* **Problem requirements**
Every line below that includes "data" counts toward the total. Report that total alone.
:::
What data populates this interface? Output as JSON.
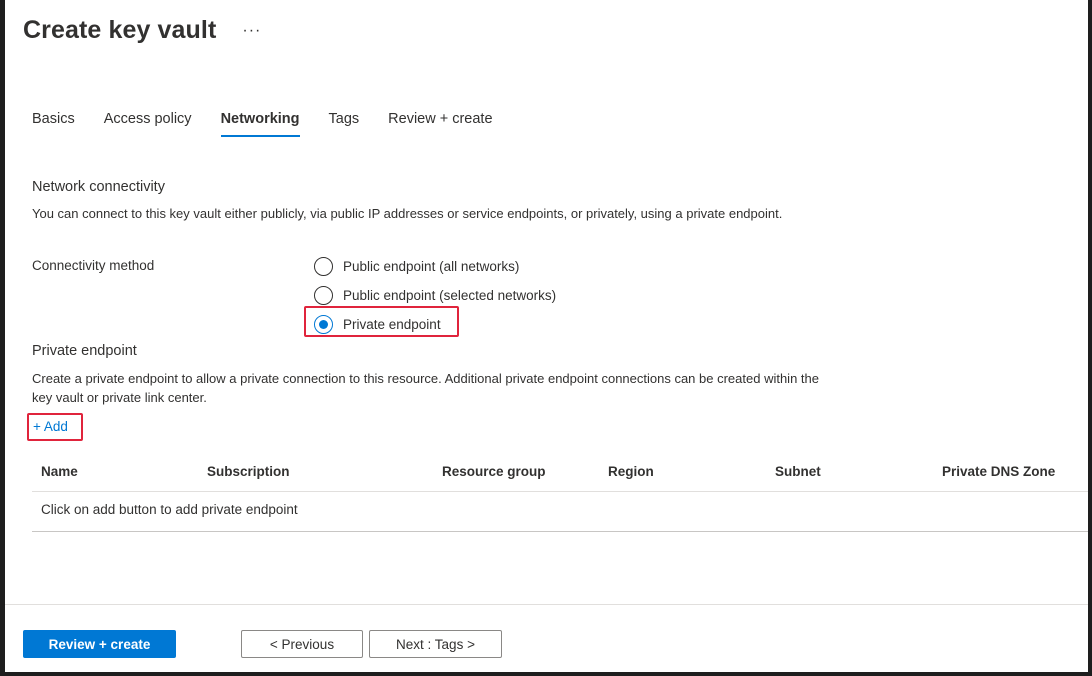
{
  "page": {
    "title": "Create key vault",
    "more_icon": "ellipsis-icon",
    "more_label": "···"
  },
  "tabs": [
    {
      "label": "Basics",
      "active": false
    },
    {
      "label": "Access policy",
      "active": false
    },
    {
      "label": "Networking",
      "active": true
    },
    {
      "label": "Tags",
      "active": false
    },
    {
      "label": "Review + create",
      "active": false
    }
  ],
  "network": {
    "heading": "Network connectivity",
    "description": "You can connect to this key vault either publicly, via public IP addresses or service endpoints, or privately, using a private endpoint.",
    "connectivity_label": "Connectivity method",
    "options": [
      {
        "label": "Public endpoint (all networks)",
        "selected": false
      },
      {
        "label": "Public endpoint (selected networks)",
        "selected": false
      },
      {
        "label": "Private endpoint",
        "selected": true
      }
    ]
  },
  "private_endpoint": {
    "heading": "Private endpoint",
    "description": "Create a private endpoint to allow a private connection to this resource. Additional private endpoint connections can be created within the key vault or private link center.",
    "add_label": "+ Add",
    "columns": [
      "Name",
      "Subscription",
      "Resource group",
      "Region",
      "Subnet",
      "Private DNS Zone"
    ],
    "empty_message": "Click on add button to add private endpoint"
  },
  "footer": {
    "review_create": "Review + create",
    "previous": "< Previous",
    "next": "Next : Tags >"
  },
  "colors": {
    "accent": "#0078d4",
    "highlight": "#e0243c",
    "text": "#323130"
  }
}
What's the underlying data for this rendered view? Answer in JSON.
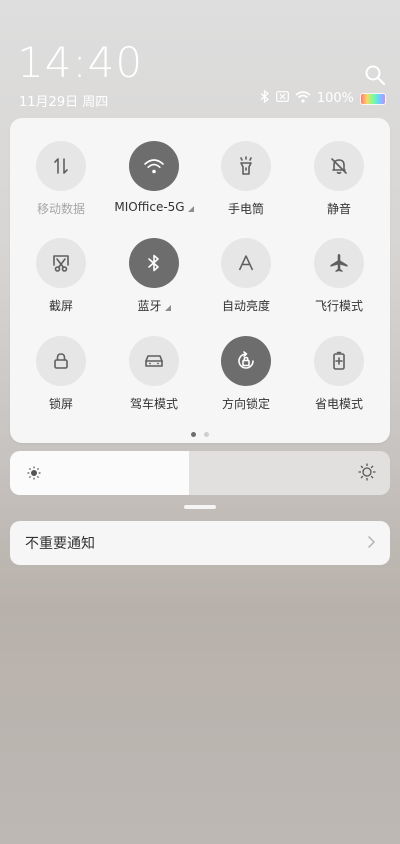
{
  "status": {
    "time": "14:40",
    "date": "11月29日 周四",
    "battery_text": "100%",
    "battery_level": 1.0
  },
  "tiles": [
    {
      "label": "移动数据",
      "icon": "mobile-data-icon",
      "active": false,
      "disabled": true,
      "signal": false
    },
    {
      "label": "MIOffice-5G",
      "icon": "wifi-icon",
      "active": true,
      "disabled": false,
      "signal": true
    },
    {
      "label": "手电筒",
      "icon": "flashlight-icon",
      "active": false,
      "disabled": false,
      "signal": false
    },
    {
      "label": "静音",
      "icon": "silent-bell-icon",
      "active": false,
      "disabled": false,
      "signal": false
    },
    {
      "label": "截屏",
      "icon": "screenshot-icon",
      "active": false,
      "disabled": false,
      "signal": false
    },
    {
      "label": "蓝牙",
      "icon": "bluetooth-icon",
      "active": true,
      "disabled": false,
      "signal": true
    },
    {
      "label": "自动亮度",
      "icon": "auto-brightness-icon",
      "active": false,
      "disabled": false,
      "signal": false
    },
    {
      "label": "飞行模式",
      "icon": "airplane-icon",
      "active": false,
      "disabled": false,
      "signal": false
    },
    {
      "label": "锁屏",
      "icon": "lock-icon",
      "active": false,
      "disabled": false,
      "signal": false
    },
    {
      "label": "驾车模式",
      "icon": "car-icon",
      "active": false,
      "disabled": false,
      "signal": false
    },
    {
      "label": "方向锁定",
      "icon": "rotation-lock-icon",
      "active": true,
      "disabled": false,
      "signal": false
    },
    {
      "label": "省电模式",
      "icon": "battery-saver-icon",
      "active": false,
      "disabled": false,
      "signal": false
    }
  ],
  "pager": {
    "pages": 2,
    "current": 1
  },
  "brightness": {
    "level": 0.47
  },
  "notification": {
    "label": "不重要通知"
  },
  "colors": {
    "active": "#6d6d6d",
    "inactive": "#e6e6e6",
    "panel": "#f6f6f6"
  }
}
:::
* **Result for this task**
3